_Exercise directions_
Copy every one of the entries below verbatim, line by line.

....

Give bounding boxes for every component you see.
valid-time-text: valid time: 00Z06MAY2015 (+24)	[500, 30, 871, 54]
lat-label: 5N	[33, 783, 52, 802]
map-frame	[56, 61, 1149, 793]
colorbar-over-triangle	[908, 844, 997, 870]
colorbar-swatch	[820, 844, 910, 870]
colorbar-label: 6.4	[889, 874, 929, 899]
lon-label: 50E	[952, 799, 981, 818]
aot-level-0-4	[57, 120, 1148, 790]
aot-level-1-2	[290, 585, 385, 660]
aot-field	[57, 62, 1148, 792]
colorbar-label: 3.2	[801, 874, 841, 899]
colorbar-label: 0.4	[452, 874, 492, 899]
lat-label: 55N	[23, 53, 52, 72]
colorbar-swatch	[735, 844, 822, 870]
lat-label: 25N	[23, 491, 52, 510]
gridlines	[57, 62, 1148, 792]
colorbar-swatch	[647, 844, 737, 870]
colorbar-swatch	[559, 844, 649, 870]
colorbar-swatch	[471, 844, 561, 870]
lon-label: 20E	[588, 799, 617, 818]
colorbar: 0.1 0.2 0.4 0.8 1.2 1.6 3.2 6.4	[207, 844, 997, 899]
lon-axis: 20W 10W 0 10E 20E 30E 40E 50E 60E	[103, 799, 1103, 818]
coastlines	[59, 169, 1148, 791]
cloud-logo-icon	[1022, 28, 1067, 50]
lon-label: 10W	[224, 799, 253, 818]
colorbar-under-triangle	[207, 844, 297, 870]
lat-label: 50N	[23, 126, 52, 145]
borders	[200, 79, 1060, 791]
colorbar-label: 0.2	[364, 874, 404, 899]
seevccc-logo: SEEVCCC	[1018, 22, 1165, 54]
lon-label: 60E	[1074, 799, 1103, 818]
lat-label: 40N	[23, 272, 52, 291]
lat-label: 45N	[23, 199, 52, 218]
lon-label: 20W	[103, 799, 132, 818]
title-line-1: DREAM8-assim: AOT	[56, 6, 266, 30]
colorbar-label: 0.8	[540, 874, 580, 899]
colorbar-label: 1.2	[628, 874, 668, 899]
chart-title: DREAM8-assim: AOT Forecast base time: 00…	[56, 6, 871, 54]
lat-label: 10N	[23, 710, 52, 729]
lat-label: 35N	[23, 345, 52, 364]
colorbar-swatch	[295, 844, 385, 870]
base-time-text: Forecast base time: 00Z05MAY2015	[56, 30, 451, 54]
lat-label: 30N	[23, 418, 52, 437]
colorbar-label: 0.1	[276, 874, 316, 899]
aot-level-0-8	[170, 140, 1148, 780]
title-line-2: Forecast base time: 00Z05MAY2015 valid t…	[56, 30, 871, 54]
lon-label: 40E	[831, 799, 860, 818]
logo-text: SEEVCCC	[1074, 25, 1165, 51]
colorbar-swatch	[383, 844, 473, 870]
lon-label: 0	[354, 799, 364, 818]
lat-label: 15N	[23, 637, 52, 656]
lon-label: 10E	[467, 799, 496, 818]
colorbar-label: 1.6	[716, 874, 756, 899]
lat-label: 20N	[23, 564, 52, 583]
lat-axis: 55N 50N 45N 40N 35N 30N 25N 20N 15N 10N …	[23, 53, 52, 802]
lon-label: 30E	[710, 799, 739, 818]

....

_Exercise result_
Give bounding boxes for every component you see.
valid-time-text: valid time: 00Z06MAY2015 (+24)	[500, 30, 871, 54]
lat-label: 5N	[33, 783, 52, 802]
map-frame	[56, 61, 1149, 793]
colorbar-over-triangle	[908, 844, 997, 870]
colorbar-swatch	[820, 844, 910, 870]
colorbar-label: 6.4	[889, 874, 929, 899]
lon-label: 50E	[952, 799, 981, 818]
aot-level-0-4	[57, 120, 1148, 790]
aot-level-1-2	[290, 585, 385, 660]
aot-field	[57, 62, 1148, 792]
colorbar-label: 3.2	[801, 874, 841, 899]
colorbar-label: 0.4	[452, 874, 492, 899]
lat-label: 55N	[23, 53, 52, 72]
colorbar-swatch	[735, 844, 822, 870]
lat-label: 25N	[23, 491, 52, 510]
gridlines	[57, 62, 1148, 792]
colorbar-swatch	[647, 844, 737, 870]
colorbar-swatch	[559, 844, 649, 870]
colorbar-swatch	[471, 844, 561, 870]
lon-label: 20E	[588, 799, 617, 818]
colorbar: 0.1 0.2 0.4 0.8 1.2 1.6 3.2 6.4	[207, 844, 997, 899]
lon-axis: 20W 10W 0 10E 20E 30E 40E 50E 60E	[103, 799, 1103, 818]
coastlines	[59, 169, 1148, 791]
cloud-logo-icon	[1022, 28, 1067, 50]
lon-label: 10W	[224, 799, 253, 818]
colorbar-under-triangle	[207, 844, 297, 870]
lat-label: 50N	[23, 126, 52, 145]
borders	[200, 79, 1060, 791]
colorbar-label: 0.2	[364, 874, 404, 899]
seevccc-logo: SEEVCCC	[1018, 22, 1165, 54]
lon-label: 60E	[1074, 799, 1103, 818]
lat-label: 40N	[23, 272, 52, 291]
lat-label: 45N	[23, 199, 52, 218]
lon-label: 20W	[103, 799, 132, 818]
title-line-1: DREAM8-assim: AOT	[56, 6, 266, 30]
colorbar-label: 0.8	[540, 874, 580, 899]
colorbar-label: 1.2	[628, 874, 668, 899]
chart-title: DREAM8-assim: AOT Forecast base time: 00…	[56, 6, 871, 54]
lat-label: 10N	[23, 710, 52, 729]
lat-label: 35N	[23, 345, 52, 364]
colorbar-swatch	[295, 844, 385, 870]
base-time-text: Forecast base time: 00Z05MAY2015	[56, 30, 451, 54]
lat-label: 30N	[23, 418, 52, 437]
colorbar-label: 0.1	[276, 874, 316, 899]
aot-level-0-8	[170, 140, 1148, 780]
title-line-2: Forecast base time: 00Z05MAY2015 valid t…	[56, 30, 871, 54]
lon-label: 40E	[831, 799, 860, 818]
logo-text: SEEVCCC	[1074, 25, 1165, 51]
colorbar-swatch	[383, 844, 473, 870]
lon-label: 0	[354, 799, 364, 818]
lat-label: 15N	[23, 637, 52, 656]
lon-label: 10E	[467, 799, 496, 818]
colorbar-label: 1.6	[716, 874, 756, 899]
lat-label: 20N	[23, 564, 52, 583]
lat-axis: 55N 50N 45N 40N 35N 30N 25N 20N 15N 10N …	[23, 53, 52, 802]
lon-label: 30E	[710, 799, 739, 818]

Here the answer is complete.